SOURCE DOCUMENT:

○ ○ ○ ○ ○ ○ ○

The company, which served up nearly 50bn ad impressions in August alone, is positioning itself as the largest independent alternative to Google, which acquired Admob for $750m in 2010, and Apple, which launched its competitor iAd last year.
“It’s a clear validation of the scale of the industry that we are going after,” said Naveen Tewari, InMobi chief executive, of the new funding. “The whole mobile internet industry is only just now starting to see the level of growth that it is going to have.”
Mr Tewari, a former McKinsey consultant, founded InMobi in Bangalore in 2007. Asia remains its largest region, with 119m unique users seeing its ads last month, followed by North America with 83m and Europe with 66m. A total 332m global users now see its ads, up from 180m a year ago and 1.1m in 2008.
“People have talked about mobile advertising being larger than [PC-based] e-advertising,” Mr Tewari said. “These are the early signs of that. We saw this some time ago and decided to take things to the next level; this financing helps us to do that.”
InMobi will receive $100m from Softbank now and a further $100m in April. The deal is not contingent on performance and no existing shareholders are selling stock as part of the transaction.
It had previously received $15m in investment from Kleiner Perkins Caufield & Byers, a Silicon Valley firm; Sherpalo Ventures, founded by Ram Shriram, an early Google investor and board member; and Mumbai Angels.

○ ○ ○ ○ ○ ○ ○

DATASET CONTENT:
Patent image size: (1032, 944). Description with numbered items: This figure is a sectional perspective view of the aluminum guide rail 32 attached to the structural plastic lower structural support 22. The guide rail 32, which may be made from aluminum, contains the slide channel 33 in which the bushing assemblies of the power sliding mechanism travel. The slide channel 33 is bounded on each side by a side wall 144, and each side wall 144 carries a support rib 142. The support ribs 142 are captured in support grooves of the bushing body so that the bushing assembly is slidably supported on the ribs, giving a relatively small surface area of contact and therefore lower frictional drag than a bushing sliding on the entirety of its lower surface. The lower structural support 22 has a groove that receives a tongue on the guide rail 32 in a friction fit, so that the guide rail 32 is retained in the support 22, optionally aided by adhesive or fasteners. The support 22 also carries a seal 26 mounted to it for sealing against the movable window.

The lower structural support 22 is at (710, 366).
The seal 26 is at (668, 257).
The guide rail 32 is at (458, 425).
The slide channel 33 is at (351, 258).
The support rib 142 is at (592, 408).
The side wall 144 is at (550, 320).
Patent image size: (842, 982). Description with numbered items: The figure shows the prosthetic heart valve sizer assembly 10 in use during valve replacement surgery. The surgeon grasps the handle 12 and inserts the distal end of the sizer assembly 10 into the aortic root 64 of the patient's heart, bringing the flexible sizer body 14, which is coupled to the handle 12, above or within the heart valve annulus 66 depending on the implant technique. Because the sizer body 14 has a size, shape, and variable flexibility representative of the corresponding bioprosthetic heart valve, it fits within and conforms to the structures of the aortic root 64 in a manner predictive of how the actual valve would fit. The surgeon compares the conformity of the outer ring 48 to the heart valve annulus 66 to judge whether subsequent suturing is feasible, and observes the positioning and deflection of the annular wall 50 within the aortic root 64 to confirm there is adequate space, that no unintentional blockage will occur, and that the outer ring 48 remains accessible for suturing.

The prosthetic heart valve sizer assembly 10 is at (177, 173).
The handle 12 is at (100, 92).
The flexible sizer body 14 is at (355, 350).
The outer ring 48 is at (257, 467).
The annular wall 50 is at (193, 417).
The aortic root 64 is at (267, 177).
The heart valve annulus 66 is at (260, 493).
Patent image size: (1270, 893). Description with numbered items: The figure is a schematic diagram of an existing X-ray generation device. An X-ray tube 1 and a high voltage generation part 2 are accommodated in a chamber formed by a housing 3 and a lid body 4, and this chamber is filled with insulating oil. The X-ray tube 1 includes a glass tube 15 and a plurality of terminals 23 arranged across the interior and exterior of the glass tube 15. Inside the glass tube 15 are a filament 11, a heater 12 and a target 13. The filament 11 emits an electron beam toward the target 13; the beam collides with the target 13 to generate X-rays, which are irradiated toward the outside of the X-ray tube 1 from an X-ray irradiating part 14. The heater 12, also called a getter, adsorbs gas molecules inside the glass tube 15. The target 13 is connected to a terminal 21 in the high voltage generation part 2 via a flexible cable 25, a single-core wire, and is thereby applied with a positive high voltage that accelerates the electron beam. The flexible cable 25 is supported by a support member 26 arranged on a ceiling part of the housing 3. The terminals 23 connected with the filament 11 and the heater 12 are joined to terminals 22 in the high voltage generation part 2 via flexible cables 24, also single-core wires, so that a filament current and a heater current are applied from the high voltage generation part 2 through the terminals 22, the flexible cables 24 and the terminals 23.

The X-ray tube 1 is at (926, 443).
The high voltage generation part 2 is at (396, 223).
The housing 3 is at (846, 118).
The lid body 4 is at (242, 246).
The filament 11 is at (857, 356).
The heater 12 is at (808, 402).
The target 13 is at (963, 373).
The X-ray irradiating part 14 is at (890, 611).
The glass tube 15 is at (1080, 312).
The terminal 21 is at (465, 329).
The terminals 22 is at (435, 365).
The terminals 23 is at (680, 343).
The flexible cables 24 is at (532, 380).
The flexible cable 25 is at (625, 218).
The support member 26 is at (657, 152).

○ ○ ○ ○ ○ ○ ○

WRITTEN REQUEST 1: Reproduce the article on InMobi's new funding word for word, from start to finish.
WRITTEN REQUEST 2: Output everything in the records from the first line down to the line containing "The side wall 144 is at (550, 320).", both included, as a JSON list of strings with one string per line and blank lines omitted.

FINAL ANSWER 1:
The company, which served up nearly 50bn ad impressions in August alone, is positioning itself as the largest independent alternative to Google, which acquired Admob for $750m in 2010, and Apple, which launched its competitor iAd last year.
“It’s a clear validation of the scale of the industry that we are going after,” said Naveen Tewari, InMobi chief executive, of the new funding. “The whole mobile internet industry is only just now starting to see the level of growth that it is going to have.”
Mr Tewari, a former McKinsey consultant, founded InMobi in Bangalore in 2007. Asia remains its largest region, with 119m unique users seeing its ads last month, followed by North America with 83m and Europe with 66m. A total 332m global users now see its ads, up from 180m a year ago and 1.1m in 2008.
“People have talked about mobile advertising being larger than [PC-based] e-advertising,” Mr Tewari said. “These are the early signs of that. We saw this some time ago and decided to take things to the next level; this financing helps us to do that.”
InMobi will receive $100m from Softbank now and a further $100m in April. The deal is not contingent on performance and no existing shareholders are selling stock as part of the transaction.
It had previously received $15m in investment from Kleiner Perkins Caufield & Byers, a Silicon Valley firm; Sherpalo Ventures, founded by Ram Shriram, an early Google investor and board member; and Mumbai Angels.

FINAL ANSWER 2:
[
  "Patent image size: (1032, 944). Description with numbered items: This figure is a sectional perspective view of the aluminum guide rail 32 attached to the structural plastic lower structural support 22. The guide rail 32, which may be made from aluminum, contains the slide channel 33 in which the bushing assemblies of the power sliding mechanism travel. The slide channel 33 is bounded on each side by a side wall 144, and each side wall 144 carries a support rib 142. The support ribs 142 are captured in support grooves of the bushing body so that the bushing assembly is slidably supported on the ribs, giving a relatively small surface area of contact and therefore lower frictional drag than a bushing sliding on the entirety of its lower surface. The lower structural support 22 has a groove that receives a tongue on the guide rail 32 in a friction fit, so that the guide rail 32 is retained in the support 22, optionally aided by adhesive or fasteners. The support 22 also carries a seal 26 mounted to it for sealing against the movable window.",
  "The lower structural support 22 is at (710, 366).",
  "The seal 26 is at (668, 257).",
  "The guide rail 32 is at (458, 425).",
  "The slide channel 33 is at (351, 258).",
  "The support rib 142 is at (592, 408).",
  "The side wall 144 is at (550, 320)."
]